Your goal:
All lines in which the word "structure" occurs are to be extracted.

--- begin ---

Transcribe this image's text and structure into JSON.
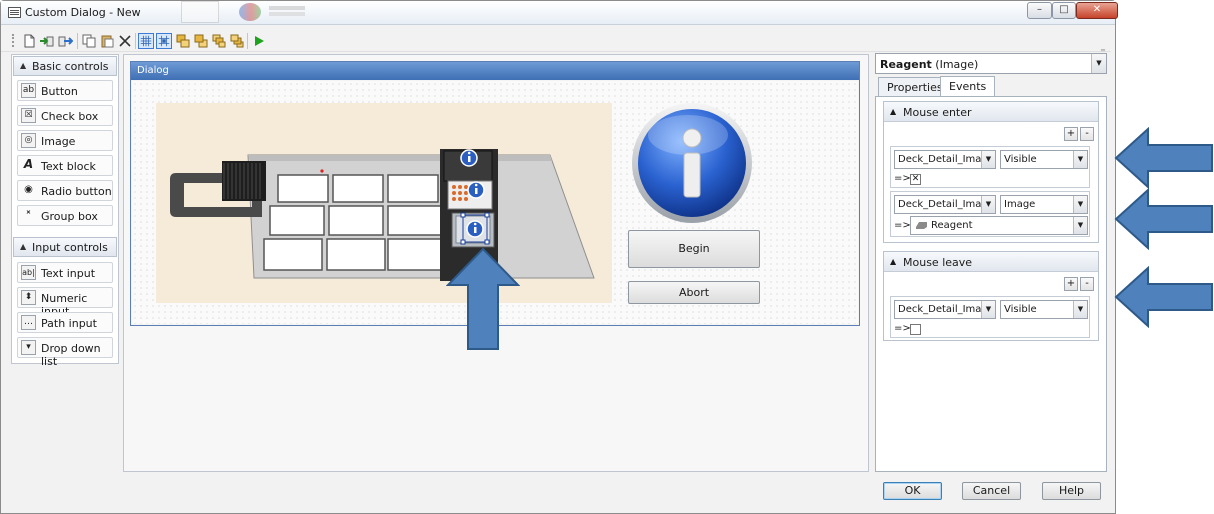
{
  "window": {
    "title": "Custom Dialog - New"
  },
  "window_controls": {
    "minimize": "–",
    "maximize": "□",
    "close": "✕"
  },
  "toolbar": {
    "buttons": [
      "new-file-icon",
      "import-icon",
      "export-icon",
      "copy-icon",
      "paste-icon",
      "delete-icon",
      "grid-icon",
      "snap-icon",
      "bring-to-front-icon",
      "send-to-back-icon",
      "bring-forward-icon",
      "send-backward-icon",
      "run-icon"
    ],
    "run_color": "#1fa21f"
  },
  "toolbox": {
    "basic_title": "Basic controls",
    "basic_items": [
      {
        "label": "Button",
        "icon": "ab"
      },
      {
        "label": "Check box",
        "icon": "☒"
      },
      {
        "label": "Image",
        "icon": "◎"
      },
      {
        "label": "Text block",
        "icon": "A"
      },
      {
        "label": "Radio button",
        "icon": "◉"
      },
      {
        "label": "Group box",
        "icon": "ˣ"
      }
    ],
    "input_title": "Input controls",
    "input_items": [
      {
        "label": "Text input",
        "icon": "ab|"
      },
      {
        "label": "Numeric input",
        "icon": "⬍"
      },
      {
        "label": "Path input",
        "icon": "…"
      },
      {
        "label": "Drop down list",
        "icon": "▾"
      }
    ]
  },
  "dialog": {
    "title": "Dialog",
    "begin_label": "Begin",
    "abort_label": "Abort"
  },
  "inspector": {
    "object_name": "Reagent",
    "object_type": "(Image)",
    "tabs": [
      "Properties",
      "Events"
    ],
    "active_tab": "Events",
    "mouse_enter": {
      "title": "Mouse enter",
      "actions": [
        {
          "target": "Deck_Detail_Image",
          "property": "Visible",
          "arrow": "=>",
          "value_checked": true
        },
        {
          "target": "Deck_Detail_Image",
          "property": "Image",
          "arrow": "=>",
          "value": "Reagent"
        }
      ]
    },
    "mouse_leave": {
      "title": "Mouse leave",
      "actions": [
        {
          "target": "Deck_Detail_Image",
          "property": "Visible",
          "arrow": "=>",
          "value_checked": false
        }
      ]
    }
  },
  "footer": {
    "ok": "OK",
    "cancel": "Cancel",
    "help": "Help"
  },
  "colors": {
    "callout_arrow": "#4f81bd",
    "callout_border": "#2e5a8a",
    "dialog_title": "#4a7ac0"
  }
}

--- end ---
--- begin ---

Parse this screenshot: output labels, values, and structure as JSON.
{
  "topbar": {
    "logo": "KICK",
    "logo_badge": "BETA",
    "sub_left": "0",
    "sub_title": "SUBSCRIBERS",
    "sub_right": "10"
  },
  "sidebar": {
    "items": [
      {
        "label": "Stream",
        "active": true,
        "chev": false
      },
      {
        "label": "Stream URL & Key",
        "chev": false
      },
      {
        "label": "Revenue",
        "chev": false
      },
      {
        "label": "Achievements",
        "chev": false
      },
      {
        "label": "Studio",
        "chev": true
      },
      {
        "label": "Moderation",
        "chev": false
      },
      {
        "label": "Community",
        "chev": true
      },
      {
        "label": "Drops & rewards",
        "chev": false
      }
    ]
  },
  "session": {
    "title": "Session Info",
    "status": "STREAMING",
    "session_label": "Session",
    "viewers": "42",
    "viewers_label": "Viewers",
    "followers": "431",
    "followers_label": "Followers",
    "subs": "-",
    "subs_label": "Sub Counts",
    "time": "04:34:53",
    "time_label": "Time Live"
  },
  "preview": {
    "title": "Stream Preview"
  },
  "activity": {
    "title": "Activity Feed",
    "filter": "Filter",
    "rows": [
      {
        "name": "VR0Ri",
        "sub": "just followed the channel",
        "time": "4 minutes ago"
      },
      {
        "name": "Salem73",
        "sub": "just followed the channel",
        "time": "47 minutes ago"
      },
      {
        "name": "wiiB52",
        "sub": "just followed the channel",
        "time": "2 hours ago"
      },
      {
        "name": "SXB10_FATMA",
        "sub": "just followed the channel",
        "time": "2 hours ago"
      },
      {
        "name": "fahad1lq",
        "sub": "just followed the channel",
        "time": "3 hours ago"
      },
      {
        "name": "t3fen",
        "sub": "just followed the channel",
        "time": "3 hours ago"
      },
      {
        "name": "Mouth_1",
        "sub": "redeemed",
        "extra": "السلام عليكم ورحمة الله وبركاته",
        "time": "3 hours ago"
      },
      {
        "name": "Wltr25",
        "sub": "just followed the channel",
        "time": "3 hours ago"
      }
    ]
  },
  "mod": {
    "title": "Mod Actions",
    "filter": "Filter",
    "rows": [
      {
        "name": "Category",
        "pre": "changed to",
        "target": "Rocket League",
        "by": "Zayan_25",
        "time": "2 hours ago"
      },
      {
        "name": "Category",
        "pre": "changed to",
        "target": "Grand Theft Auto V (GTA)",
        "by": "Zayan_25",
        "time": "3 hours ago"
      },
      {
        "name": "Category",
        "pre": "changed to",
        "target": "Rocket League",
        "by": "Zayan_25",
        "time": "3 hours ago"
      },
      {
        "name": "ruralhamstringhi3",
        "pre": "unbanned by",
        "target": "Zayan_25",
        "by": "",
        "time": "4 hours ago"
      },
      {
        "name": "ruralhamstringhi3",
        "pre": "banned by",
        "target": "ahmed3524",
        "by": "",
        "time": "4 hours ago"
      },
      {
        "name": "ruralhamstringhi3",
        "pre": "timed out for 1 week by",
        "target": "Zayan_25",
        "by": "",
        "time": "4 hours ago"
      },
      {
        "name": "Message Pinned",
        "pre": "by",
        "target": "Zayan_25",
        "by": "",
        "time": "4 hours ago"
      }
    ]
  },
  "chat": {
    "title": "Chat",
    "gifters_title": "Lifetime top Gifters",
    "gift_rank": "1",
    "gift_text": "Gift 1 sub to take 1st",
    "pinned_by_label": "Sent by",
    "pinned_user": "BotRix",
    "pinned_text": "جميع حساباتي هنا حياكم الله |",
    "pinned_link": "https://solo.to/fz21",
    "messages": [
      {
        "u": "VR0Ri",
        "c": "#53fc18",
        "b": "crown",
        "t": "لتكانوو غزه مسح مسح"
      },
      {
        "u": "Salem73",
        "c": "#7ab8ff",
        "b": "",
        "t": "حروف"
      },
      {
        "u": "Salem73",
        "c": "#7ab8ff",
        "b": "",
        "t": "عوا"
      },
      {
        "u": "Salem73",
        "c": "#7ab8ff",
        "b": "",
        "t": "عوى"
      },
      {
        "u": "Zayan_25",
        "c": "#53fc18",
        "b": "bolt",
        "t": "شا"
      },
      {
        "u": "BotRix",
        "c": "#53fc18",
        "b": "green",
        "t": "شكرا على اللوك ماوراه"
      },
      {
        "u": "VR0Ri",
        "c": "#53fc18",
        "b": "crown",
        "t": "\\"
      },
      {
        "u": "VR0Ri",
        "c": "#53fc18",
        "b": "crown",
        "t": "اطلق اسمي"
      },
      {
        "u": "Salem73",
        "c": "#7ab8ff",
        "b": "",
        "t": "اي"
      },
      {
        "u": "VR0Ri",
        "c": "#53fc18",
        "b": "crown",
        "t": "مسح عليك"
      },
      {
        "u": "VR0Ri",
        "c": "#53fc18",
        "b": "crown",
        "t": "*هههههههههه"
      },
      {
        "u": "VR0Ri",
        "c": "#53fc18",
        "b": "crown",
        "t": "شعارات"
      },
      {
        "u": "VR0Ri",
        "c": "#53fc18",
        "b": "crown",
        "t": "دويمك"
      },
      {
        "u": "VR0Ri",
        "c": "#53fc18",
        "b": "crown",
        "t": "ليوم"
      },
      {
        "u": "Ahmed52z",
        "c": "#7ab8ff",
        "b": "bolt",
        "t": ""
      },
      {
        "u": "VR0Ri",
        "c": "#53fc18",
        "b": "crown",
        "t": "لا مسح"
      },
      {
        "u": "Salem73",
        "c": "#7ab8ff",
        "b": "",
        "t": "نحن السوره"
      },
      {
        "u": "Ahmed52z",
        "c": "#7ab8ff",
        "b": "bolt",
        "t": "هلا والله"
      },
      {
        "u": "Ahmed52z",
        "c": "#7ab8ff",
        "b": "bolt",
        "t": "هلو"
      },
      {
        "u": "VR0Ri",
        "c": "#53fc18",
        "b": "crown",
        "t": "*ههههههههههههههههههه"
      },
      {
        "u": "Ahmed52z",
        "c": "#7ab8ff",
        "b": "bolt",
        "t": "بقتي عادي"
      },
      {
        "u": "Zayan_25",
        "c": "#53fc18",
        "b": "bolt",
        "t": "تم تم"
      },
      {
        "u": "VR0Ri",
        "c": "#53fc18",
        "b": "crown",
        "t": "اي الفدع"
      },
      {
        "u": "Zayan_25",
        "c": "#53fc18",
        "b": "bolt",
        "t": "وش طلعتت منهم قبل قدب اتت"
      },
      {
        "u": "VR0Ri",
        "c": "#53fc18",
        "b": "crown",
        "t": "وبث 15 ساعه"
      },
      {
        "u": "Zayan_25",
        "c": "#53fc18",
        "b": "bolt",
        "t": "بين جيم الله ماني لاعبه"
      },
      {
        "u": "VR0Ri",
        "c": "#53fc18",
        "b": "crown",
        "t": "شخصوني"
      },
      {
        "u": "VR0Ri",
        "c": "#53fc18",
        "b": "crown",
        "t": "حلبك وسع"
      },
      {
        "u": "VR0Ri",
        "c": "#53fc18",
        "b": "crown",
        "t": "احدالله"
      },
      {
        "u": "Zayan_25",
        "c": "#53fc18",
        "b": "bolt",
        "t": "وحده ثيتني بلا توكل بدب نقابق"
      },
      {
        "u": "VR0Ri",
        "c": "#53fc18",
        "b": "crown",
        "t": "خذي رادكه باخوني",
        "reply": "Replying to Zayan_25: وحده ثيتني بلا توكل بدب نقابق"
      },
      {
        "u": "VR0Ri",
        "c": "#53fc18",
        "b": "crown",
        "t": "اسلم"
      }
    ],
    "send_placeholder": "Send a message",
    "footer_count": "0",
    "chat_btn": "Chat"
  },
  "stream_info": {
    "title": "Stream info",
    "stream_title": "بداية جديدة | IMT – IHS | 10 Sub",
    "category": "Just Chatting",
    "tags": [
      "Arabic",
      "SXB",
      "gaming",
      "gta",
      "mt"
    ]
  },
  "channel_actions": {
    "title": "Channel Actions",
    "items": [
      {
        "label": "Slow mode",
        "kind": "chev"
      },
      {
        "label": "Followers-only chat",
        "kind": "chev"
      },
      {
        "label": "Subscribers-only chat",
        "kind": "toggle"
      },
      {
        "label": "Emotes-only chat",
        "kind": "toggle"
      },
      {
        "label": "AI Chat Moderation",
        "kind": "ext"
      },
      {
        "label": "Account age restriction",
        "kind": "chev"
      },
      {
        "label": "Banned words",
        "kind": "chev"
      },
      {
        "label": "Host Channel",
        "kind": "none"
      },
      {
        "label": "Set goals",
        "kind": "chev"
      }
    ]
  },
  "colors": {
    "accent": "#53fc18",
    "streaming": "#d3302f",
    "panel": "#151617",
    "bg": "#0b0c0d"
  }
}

--- end ---

Result for this task:
Transcribe this image's text and structure into JSON.
Parse this screenshot: output labels, values, and structure as JSON.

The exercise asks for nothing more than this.